What is being asked: Gather all lines in the entries below that include the word "Heliocentric".

Stored records:
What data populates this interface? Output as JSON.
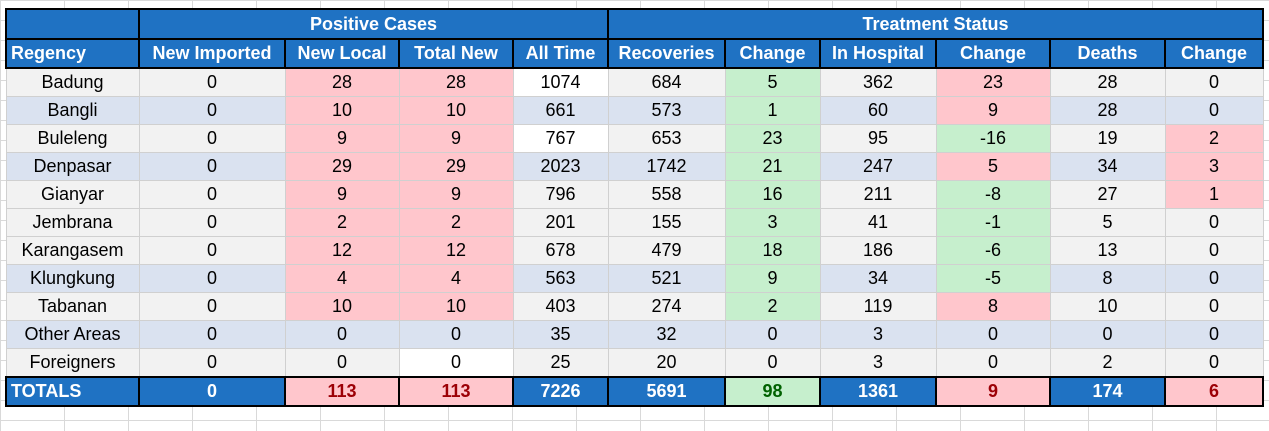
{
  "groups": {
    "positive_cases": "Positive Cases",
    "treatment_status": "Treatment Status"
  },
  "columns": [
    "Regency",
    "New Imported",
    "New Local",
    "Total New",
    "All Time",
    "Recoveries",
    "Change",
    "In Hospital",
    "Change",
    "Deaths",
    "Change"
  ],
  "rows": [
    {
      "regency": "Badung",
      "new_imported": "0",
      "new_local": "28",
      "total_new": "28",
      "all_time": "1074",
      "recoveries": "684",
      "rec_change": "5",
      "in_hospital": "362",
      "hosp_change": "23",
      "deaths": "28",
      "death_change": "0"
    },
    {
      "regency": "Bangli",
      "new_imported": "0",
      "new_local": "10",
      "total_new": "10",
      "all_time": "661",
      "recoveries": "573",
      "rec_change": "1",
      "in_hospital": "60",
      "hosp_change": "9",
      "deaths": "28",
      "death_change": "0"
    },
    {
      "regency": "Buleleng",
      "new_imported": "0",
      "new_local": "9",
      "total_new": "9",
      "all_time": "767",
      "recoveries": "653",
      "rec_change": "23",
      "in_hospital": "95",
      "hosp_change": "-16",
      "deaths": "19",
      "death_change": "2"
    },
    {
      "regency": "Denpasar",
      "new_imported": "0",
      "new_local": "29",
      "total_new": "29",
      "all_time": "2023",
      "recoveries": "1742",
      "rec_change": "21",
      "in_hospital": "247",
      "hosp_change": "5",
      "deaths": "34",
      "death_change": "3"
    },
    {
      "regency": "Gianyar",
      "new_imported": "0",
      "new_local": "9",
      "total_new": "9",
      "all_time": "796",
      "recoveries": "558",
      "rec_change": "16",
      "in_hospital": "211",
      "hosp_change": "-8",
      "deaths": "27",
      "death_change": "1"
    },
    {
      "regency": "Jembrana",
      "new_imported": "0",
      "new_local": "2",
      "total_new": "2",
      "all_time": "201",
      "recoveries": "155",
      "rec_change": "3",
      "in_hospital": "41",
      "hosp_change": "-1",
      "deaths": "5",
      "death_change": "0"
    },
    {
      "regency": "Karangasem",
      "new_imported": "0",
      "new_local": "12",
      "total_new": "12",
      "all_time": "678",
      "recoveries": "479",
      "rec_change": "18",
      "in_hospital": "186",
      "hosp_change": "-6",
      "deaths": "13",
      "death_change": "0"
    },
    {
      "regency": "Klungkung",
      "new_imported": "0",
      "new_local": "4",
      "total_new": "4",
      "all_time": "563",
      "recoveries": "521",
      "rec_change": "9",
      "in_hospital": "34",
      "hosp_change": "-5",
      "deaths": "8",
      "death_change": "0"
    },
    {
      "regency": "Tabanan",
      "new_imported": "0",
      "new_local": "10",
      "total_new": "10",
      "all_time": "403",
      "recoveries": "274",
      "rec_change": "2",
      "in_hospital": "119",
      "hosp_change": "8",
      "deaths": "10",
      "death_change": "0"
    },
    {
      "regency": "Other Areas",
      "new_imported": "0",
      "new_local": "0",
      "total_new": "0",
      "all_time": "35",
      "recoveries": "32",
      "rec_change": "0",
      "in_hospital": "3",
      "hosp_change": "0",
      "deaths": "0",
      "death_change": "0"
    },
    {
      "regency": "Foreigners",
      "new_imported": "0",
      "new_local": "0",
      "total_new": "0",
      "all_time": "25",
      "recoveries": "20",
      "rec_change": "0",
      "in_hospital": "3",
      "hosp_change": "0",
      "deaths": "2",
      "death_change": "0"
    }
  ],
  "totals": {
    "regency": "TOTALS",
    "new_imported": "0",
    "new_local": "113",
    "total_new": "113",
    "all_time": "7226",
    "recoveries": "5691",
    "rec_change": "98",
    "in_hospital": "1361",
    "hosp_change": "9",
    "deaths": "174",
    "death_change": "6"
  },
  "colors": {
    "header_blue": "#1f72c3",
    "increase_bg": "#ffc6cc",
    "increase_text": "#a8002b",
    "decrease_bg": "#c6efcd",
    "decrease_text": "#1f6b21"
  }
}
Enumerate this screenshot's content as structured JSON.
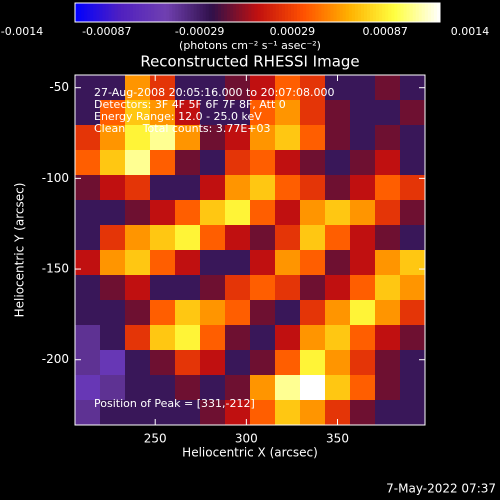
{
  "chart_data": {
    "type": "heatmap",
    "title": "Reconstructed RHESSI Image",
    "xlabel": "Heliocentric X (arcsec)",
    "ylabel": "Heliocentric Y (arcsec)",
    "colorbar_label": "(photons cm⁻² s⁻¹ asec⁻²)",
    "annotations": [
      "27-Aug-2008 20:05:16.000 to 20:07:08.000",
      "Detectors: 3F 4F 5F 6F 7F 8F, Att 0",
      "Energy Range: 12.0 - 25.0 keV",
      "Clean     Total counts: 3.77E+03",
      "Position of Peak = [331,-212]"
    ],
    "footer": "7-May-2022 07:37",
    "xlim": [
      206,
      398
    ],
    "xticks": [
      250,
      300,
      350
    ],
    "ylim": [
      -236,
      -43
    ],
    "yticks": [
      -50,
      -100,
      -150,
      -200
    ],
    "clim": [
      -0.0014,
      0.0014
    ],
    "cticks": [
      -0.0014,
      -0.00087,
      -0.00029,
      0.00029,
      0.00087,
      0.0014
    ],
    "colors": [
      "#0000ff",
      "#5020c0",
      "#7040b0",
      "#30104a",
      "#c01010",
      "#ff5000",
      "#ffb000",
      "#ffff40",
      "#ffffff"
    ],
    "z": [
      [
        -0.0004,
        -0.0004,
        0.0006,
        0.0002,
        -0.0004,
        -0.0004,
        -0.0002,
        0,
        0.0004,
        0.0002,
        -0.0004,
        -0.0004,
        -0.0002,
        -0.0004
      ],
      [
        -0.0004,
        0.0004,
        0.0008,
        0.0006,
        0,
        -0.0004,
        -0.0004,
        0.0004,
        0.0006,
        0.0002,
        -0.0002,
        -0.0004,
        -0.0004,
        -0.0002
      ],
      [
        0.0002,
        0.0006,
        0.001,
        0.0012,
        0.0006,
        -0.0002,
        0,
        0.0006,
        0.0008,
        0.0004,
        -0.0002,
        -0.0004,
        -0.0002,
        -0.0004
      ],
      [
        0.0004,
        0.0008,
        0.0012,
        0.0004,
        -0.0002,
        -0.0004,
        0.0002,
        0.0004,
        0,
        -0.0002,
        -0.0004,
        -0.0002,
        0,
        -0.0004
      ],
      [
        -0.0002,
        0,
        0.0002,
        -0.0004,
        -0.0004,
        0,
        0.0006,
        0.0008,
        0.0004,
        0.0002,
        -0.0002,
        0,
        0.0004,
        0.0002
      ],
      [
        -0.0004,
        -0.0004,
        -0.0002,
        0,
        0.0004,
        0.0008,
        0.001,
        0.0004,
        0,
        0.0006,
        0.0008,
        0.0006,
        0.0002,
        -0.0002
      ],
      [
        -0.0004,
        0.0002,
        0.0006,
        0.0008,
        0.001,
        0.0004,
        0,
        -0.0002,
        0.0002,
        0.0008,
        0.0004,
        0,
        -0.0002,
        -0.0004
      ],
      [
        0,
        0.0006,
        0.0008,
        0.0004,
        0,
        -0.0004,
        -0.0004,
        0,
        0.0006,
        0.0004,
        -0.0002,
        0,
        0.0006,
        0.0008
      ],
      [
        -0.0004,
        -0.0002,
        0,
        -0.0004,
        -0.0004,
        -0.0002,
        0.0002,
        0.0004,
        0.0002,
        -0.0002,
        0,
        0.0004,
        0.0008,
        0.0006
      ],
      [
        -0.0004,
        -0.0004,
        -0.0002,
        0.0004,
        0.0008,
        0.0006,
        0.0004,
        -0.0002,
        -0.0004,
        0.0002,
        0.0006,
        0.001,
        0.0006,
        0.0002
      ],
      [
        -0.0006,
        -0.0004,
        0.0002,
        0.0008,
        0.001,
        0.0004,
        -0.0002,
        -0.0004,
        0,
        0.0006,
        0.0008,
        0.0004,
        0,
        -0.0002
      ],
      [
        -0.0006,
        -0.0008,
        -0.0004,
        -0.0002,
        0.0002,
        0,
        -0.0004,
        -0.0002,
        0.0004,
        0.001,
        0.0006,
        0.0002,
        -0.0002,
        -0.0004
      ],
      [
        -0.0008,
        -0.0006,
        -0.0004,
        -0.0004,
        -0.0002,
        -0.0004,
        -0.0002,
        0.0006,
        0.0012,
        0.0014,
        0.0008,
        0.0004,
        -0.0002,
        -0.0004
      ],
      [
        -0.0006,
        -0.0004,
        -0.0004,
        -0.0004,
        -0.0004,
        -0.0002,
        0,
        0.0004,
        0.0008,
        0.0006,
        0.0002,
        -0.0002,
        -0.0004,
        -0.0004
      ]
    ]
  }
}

---

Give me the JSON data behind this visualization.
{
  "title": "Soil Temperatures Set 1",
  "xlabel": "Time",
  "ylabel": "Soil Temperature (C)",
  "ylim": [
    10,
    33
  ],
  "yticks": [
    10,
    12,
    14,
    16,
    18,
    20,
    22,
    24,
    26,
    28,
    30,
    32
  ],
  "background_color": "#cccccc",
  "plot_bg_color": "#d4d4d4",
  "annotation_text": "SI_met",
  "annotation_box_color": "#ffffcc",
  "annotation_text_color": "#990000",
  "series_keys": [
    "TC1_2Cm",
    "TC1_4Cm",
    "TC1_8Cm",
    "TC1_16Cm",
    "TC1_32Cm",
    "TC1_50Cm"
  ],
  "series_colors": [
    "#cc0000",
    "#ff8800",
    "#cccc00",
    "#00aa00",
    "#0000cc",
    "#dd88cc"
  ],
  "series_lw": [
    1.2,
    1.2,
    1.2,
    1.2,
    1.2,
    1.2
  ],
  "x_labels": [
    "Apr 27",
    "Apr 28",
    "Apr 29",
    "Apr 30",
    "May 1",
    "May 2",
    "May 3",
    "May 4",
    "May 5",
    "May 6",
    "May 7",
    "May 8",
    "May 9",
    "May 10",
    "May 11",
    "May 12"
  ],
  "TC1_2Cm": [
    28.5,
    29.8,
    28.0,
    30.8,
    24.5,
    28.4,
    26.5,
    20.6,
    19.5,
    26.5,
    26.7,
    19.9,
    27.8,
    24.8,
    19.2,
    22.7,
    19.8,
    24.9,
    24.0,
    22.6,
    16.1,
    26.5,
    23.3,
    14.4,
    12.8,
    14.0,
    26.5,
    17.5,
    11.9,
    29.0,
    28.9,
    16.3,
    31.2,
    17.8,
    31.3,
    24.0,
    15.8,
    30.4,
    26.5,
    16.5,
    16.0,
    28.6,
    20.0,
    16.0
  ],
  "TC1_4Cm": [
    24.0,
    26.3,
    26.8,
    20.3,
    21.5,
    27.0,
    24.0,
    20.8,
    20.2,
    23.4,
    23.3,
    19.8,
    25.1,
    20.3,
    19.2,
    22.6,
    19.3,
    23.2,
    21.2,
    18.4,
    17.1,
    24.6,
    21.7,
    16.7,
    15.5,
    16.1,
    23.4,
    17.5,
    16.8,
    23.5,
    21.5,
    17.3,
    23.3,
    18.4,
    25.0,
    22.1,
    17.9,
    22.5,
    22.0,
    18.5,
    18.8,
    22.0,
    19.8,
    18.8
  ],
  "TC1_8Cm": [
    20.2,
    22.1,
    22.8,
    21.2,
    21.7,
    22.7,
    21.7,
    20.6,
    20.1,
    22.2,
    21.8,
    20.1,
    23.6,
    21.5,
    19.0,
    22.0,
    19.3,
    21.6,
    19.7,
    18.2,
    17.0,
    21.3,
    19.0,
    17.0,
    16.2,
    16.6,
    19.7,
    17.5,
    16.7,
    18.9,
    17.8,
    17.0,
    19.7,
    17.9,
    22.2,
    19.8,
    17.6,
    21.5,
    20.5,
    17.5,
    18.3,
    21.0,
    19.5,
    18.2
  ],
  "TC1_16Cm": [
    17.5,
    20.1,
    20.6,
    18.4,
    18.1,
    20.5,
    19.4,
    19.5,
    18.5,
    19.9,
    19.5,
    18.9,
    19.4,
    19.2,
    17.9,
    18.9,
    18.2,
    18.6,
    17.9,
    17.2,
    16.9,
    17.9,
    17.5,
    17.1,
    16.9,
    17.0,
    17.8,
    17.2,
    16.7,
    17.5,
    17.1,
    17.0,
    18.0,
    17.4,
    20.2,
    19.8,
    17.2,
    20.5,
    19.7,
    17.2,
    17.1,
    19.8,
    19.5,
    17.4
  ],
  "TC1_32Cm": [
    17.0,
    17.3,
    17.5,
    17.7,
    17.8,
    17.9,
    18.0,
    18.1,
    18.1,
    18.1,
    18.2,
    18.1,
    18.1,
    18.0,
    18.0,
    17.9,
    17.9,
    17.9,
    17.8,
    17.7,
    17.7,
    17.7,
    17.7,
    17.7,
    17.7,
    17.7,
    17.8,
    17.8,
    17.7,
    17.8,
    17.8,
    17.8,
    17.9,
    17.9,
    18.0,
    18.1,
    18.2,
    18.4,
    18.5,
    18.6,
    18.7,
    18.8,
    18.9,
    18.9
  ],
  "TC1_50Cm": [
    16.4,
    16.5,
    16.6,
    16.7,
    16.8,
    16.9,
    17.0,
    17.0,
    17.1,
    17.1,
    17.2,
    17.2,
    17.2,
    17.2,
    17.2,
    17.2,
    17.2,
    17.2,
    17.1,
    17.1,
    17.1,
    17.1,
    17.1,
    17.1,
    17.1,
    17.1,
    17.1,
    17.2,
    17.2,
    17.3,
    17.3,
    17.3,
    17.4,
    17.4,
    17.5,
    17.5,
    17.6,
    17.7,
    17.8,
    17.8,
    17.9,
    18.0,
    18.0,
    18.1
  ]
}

Expected answer:
    "xlabel": "Heliocentric X (arcsec)",
    "ylabel": "Heliocentric Y (arcsec)",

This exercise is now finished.